- EXERCISE DIRECTIONS -
In the listing below, pick out lines with "this".

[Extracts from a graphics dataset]
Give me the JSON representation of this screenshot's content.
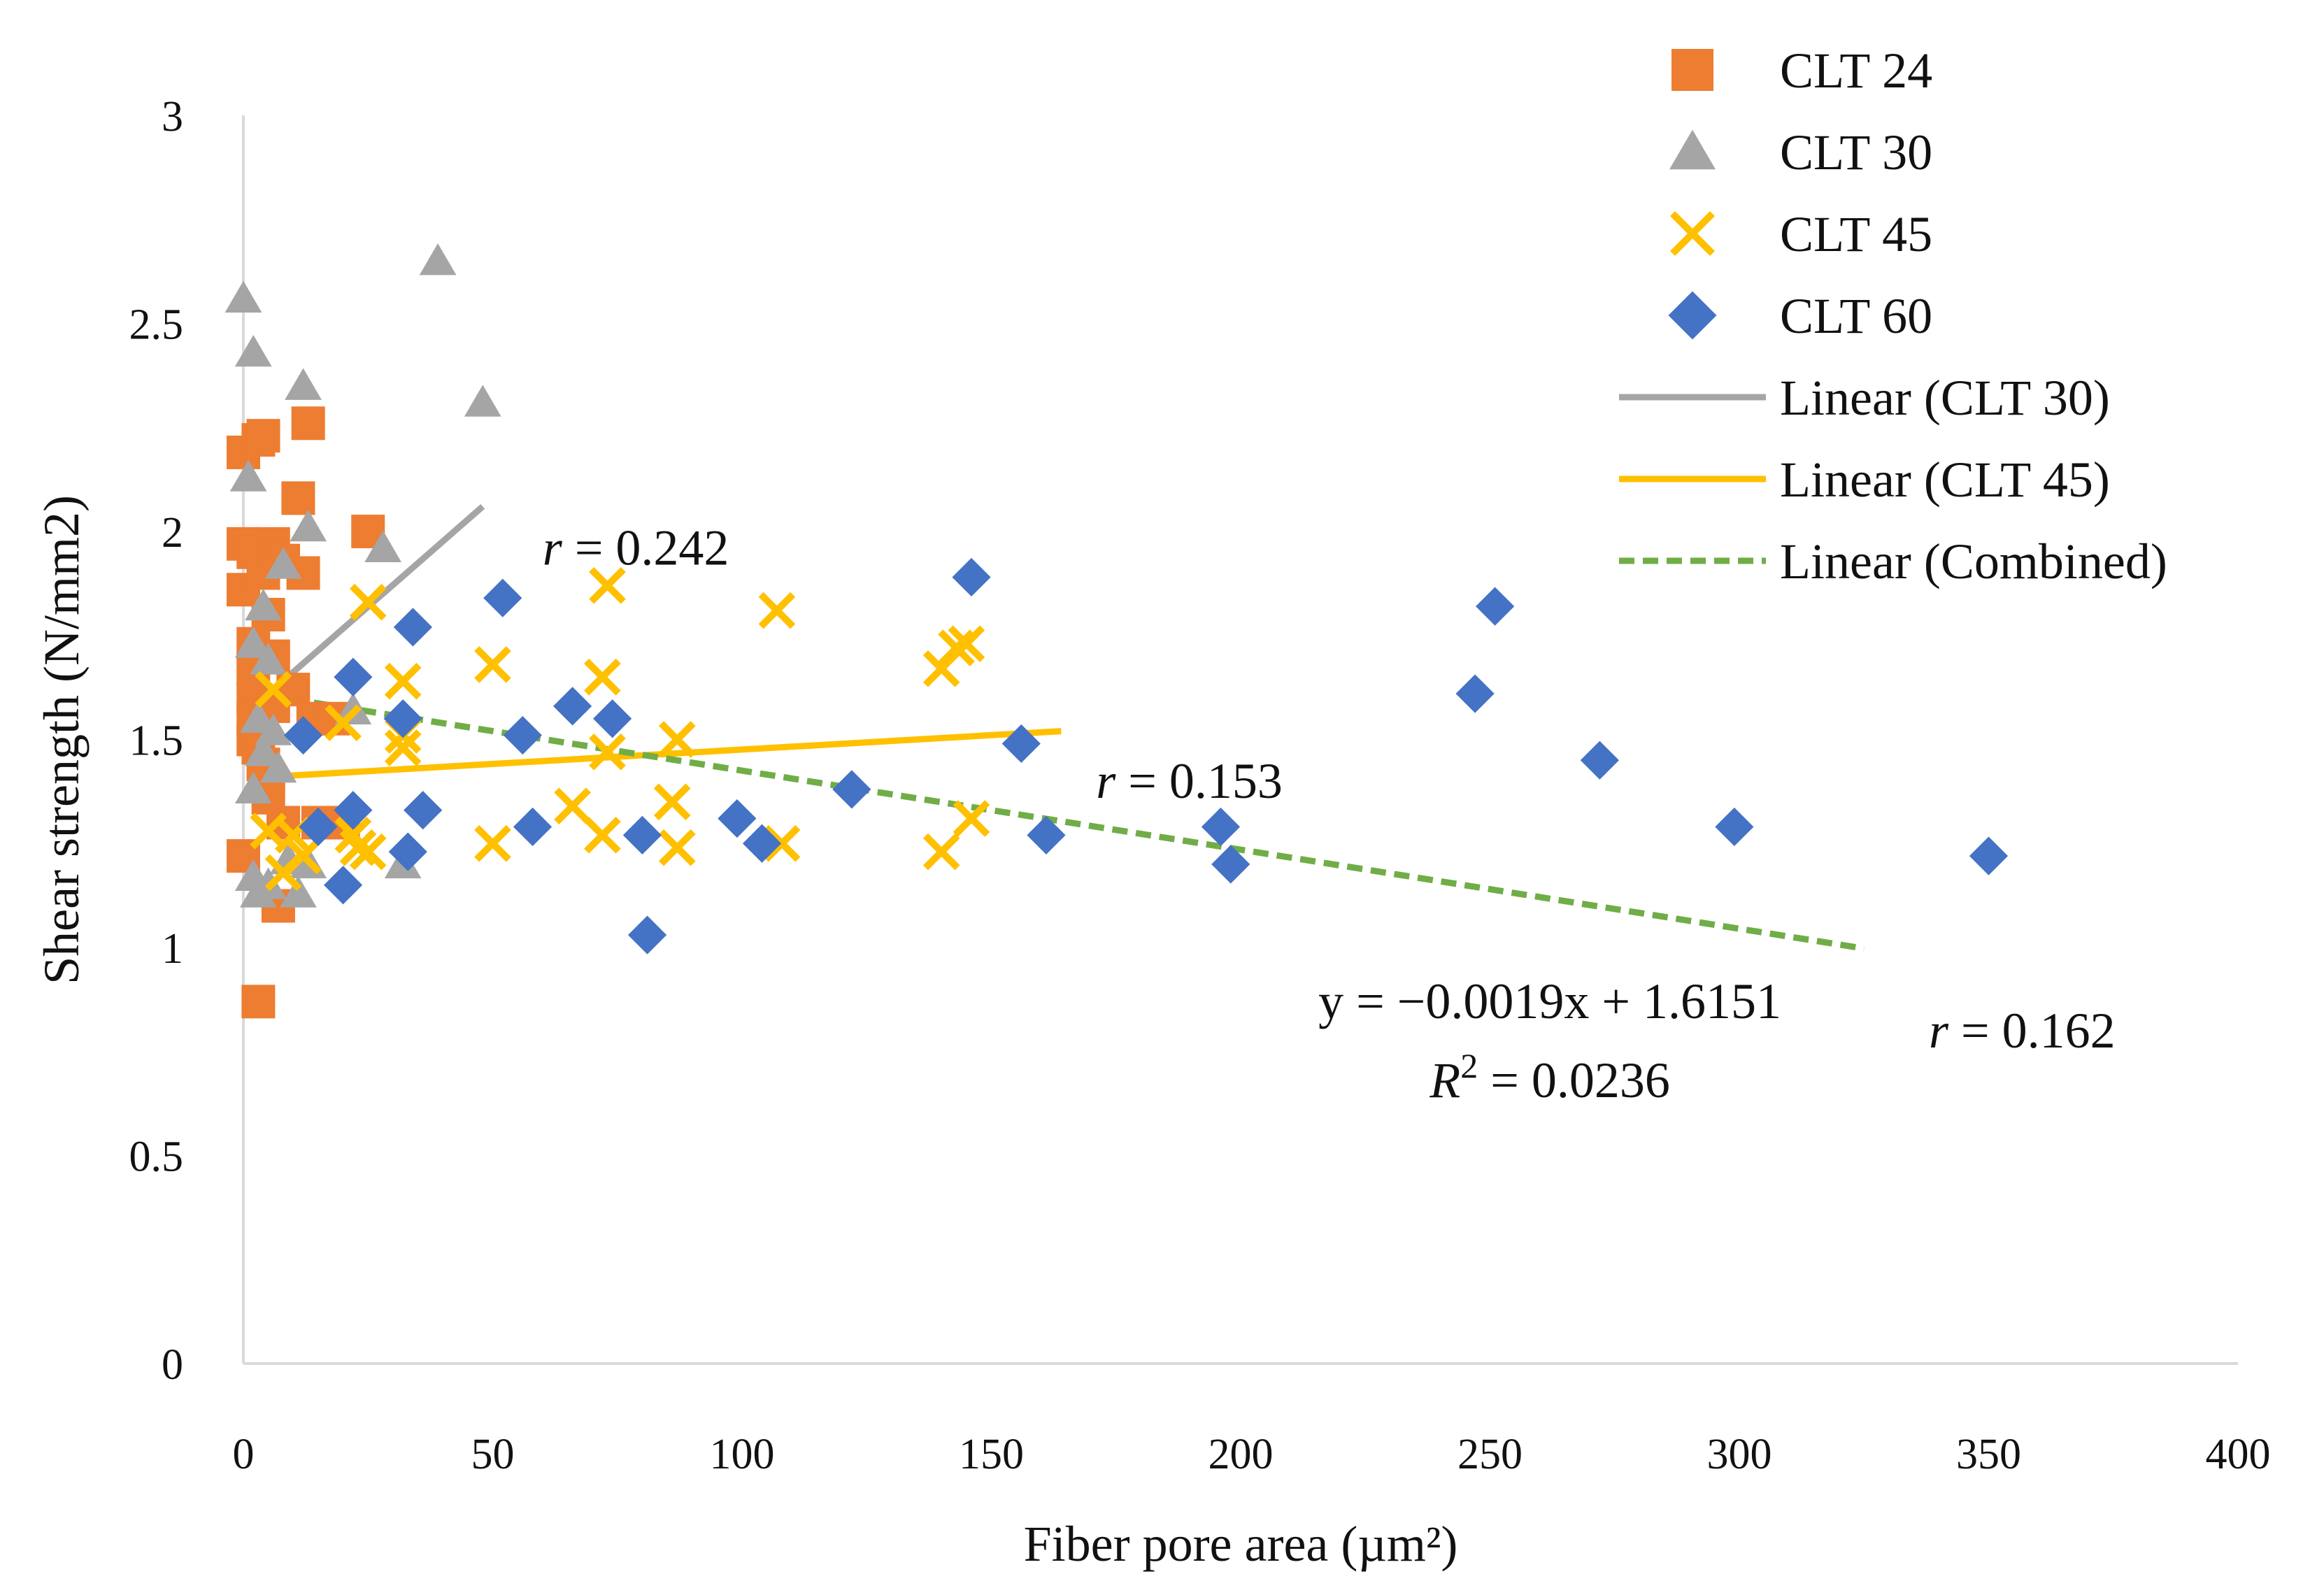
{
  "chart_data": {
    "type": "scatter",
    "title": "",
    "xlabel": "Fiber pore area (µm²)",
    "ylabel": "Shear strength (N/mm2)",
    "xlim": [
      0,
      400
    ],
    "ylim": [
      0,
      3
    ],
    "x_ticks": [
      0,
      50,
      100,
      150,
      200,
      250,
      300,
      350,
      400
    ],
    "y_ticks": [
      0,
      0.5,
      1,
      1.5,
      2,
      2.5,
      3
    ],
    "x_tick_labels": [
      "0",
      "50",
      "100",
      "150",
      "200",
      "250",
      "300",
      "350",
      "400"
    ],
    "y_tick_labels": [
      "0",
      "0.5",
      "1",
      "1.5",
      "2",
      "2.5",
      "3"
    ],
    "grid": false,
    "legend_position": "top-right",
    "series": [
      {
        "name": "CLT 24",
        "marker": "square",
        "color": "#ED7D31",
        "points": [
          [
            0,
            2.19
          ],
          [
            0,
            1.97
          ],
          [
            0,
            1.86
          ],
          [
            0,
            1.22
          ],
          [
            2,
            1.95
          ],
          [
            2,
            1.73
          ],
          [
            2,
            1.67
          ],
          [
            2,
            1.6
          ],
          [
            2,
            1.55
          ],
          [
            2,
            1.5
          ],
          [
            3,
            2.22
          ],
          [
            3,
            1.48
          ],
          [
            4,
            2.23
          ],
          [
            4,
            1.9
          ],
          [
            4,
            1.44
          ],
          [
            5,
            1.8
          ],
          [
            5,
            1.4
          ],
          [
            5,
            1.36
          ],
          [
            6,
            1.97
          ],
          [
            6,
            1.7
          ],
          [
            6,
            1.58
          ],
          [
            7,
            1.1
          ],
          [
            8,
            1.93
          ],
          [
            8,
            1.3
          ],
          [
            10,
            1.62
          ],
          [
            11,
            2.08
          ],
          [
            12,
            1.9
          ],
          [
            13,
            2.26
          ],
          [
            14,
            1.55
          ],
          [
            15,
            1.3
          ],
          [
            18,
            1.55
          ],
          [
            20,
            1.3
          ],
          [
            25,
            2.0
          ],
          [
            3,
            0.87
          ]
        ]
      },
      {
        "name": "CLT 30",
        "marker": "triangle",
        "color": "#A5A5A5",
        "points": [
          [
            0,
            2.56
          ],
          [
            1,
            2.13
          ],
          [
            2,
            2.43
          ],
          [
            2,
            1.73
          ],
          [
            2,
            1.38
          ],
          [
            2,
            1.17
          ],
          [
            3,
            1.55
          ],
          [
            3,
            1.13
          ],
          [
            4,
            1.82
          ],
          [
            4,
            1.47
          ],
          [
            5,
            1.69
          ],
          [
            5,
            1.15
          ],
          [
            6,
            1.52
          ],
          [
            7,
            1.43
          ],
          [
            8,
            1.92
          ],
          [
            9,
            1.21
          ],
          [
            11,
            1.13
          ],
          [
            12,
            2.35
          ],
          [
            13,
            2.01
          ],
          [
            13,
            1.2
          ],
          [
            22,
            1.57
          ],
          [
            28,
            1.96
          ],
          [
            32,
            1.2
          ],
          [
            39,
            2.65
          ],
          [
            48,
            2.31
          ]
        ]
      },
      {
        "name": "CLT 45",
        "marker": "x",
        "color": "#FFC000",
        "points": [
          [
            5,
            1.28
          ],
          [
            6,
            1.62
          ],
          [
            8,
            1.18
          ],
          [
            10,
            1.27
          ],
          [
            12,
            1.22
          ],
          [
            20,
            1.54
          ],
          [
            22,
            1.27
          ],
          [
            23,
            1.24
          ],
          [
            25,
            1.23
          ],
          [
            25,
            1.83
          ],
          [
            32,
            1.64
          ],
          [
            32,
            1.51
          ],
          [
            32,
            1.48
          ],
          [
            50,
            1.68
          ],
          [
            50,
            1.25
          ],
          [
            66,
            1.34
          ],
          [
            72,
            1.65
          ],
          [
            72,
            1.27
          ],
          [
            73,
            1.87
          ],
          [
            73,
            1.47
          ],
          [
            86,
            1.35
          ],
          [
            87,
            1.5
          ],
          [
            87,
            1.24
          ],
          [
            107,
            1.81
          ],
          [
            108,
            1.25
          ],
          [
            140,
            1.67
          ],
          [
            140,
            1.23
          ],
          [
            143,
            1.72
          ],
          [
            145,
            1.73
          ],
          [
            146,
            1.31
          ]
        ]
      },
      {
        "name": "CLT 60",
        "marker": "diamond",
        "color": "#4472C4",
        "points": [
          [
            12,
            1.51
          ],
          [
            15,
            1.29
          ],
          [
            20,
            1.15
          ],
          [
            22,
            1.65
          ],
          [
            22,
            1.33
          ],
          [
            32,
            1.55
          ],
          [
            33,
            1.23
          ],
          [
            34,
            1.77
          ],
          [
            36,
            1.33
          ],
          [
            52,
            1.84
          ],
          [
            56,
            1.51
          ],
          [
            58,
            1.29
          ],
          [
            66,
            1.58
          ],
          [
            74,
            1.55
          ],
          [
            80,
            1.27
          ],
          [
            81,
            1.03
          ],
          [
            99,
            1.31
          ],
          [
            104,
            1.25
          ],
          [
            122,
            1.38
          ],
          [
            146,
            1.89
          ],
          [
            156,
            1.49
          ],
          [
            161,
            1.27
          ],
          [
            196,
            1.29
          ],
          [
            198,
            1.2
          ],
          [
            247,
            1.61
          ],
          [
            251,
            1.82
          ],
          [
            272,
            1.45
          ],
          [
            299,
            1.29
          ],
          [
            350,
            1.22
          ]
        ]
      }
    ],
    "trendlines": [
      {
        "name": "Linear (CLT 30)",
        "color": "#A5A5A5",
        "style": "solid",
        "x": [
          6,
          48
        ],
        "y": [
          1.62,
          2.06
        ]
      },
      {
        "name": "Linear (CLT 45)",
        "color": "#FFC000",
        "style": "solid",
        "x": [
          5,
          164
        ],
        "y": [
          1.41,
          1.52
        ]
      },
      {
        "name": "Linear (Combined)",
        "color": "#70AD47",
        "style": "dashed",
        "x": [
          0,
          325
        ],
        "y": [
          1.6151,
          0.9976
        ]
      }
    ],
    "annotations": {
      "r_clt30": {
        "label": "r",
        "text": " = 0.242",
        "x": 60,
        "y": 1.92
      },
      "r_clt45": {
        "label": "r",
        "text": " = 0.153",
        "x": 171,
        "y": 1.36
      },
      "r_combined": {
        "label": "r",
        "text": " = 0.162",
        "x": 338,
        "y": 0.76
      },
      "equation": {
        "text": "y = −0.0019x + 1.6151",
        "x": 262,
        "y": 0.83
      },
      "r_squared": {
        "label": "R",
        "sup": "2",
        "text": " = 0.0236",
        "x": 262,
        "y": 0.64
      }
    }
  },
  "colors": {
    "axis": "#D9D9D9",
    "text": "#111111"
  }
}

...

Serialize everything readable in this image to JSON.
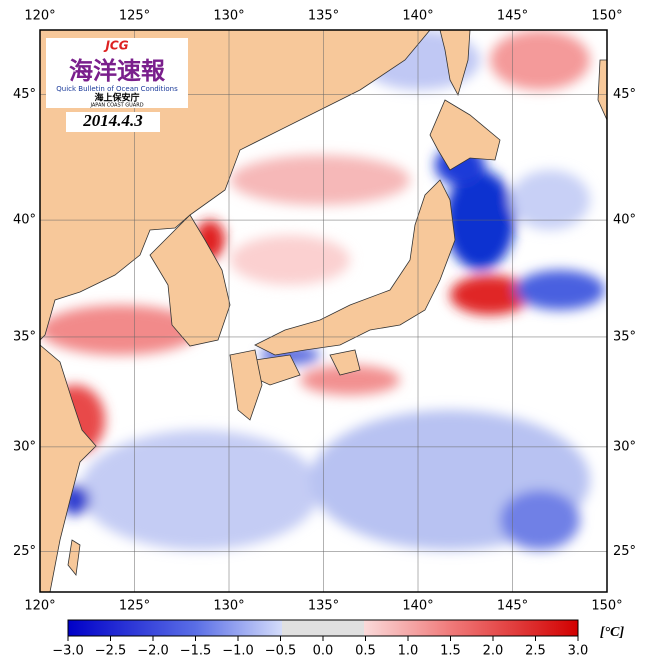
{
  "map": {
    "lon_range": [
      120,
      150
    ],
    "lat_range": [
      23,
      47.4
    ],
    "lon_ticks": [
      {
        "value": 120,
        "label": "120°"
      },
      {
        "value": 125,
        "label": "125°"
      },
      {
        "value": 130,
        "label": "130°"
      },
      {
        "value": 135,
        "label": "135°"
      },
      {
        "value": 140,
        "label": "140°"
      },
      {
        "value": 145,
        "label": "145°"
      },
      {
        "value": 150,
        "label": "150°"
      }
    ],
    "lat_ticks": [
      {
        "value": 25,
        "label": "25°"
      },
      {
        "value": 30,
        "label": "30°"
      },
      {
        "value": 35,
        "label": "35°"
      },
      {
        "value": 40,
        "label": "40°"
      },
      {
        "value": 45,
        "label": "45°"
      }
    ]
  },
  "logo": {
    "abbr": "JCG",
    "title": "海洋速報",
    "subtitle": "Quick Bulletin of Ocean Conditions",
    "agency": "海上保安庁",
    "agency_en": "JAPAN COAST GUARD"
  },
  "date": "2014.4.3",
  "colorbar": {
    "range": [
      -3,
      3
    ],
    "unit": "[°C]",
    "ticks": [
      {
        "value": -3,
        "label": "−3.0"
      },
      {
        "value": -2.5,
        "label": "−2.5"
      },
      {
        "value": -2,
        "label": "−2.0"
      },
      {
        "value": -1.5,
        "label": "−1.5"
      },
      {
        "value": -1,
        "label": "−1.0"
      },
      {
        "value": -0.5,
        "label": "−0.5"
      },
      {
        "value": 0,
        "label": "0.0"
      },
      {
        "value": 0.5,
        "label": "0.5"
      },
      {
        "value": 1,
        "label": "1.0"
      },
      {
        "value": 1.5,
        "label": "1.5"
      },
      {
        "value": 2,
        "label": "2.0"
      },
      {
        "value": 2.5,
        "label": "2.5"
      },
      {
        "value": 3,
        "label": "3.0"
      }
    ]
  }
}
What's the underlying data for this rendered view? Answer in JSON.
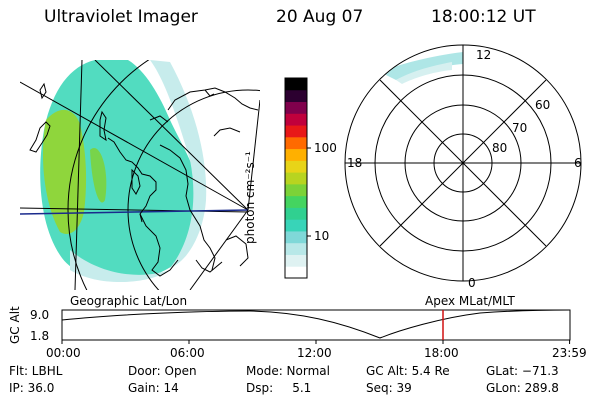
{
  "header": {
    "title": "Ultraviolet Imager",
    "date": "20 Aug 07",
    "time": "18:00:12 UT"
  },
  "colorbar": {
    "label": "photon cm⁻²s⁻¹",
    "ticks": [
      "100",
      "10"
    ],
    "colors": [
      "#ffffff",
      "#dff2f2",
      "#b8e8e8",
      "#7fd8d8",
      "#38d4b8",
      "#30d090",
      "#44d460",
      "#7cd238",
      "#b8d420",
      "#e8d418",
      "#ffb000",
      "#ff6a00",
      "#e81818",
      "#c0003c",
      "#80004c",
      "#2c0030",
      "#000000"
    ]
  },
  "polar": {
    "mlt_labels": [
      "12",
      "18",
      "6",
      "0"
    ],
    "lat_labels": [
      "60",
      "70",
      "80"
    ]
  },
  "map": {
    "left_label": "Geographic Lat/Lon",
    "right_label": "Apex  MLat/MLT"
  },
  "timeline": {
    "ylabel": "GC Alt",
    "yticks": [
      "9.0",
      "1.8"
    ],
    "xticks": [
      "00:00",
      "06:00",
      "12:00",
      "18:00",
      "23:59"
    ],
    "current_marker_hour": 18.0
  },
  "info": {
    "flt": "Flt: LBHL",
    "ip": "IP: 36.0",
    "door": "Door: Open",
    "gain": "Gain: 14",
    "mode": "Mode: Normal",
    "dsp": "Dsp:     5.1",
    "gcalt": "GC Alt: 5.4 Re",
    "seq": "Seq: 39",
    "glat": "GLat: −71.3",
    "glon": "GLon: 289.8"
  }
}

- REPLY TO THE EXERCISE -
Give me the JSON representation of this screenshot's content.
Serialize everything readable in this image to JSON.
What's the underlying data for this rendered view? Answer in JSON.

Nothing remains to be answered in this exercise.